> Exercise objective: Within the listing below, locate all lines containing the word "mittelbar". Copy each one.

Start Data for this exercise

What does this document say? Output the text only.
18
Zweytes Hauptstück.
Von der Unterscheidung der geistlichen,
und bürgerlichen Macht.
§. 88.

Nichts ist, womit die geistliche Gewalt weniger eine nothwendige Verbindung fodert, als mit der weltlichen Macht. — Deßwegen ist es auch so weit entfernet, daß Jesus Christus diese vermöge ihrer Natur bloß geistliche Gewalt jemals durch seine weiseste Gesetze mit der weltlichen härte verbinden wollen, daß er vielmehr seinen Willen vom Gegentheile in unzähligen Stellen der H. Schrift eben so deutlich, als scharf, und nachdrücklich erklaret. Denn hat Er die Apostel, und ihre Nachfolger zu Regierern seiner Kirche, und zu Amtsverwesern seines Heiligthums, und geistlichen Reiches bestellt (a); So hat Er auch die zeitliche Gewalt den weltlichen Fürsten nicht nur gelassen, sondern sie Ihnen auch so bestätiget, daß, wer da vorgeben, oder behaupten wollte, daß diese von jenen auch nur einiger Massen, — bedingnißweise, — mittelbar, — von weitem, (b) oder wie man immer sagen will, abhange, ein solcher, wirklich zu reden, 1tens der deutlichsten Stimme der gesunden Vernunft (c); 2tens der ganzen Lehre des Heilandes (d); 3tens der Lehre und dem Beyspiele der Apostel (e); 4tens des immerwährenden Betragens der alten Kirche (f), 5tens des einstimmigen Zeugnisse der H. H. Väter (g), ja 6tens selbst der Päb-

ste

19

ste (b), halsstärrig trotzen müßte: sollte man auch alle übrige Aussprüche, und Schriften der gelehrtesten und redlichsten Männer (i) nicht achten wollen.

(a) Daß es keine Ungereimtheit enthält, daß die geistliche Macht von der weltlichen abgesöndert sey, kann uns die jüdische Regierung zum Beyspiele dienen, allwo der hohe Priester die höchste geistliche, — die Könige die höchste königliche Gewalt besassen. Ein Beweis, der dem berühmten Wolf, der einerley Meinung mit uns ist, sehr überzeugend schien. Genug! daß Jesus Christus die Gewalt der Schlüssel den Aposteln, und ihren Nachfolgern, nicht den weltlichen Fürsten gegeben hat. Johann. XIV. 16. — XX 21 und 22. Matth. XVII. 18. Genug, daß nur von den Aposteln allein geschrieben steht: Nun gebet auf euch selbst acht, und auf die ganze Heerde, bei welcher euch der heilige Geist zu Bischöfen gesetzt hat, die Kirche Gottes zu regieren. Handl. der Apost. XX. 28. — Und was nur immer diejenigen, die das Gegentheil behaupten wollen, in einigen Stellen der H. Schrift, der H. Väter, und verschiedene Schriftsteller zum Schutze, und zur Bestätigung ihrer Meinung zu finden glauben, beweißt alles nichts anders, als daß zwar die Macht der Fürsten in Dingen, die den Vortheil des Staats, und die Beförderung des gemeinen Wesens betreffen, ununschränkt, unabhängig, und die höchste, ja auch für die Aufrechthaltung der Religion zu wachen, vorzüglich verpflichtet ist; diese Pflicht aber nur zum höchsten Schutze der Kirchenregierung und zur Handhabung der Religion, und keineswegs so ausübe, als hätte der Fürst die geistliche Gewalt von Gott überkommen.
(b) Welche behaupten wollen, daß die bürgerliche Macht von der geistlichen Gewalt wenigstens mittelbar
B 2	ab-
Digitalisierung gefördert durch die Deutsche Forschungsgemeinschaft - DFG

End Data for this exercise

> Final answer:
Nichts ist, womit die geistliche Gewalt weniger eine nothwendige Verbindung fodert, als mit der weltlichen Macht. — Deßwegen ist es auch so weit entfernet, daß Jesus Christus diese vermöge ihrer Natur bloß geistliche Gewalt jemals durch seine weiseste Gesetze mit der weltlichen härte verbinden wollen, daß er vielmehr seinen Willen vom Gegentheile in unzähligen Stellen der H. Schrift eben so deutlich, als scharf, und nachdrücklich erklaret. Denn hat Er die Apostel, und ihre Nachfolger zu Regierern seiner Kirche, und zu Amtsverwesern seines Heiligthums, und geistlichen Reiches bestellt (a); So hat Er auch die zeitliche Gewalt den weltlichen Fürsten nicht nur gelassen, sondern sie Ihnen auch so bestätiget, daß, wer da vorgeben, oder behaupten wollte, daß diese von jenen auch nur einiger Massen, — bedingnißweise, — mittelbar, — von weitem, (b) oder wie man immer sagen will, abhange, ein solcher, wirklich zu reden, 1tens der deutlichsten Stimme der gesunden Vernunft (c); 2tens der ganzen Lehre des Heilandes (d); 3tens der Lehre und dem Beyspiele der Apostel (e); 4tens des immerwährenden Betragens der alten Kirche (f), 5tens des einstimmigen Zeugnisse der H. H. Väter (g), ja 6tens selbst der Päb-
(b) Welche behaupten wollen, daß die bürgerliche Macht von der geistlichen Gewalt wenigstens mittelbar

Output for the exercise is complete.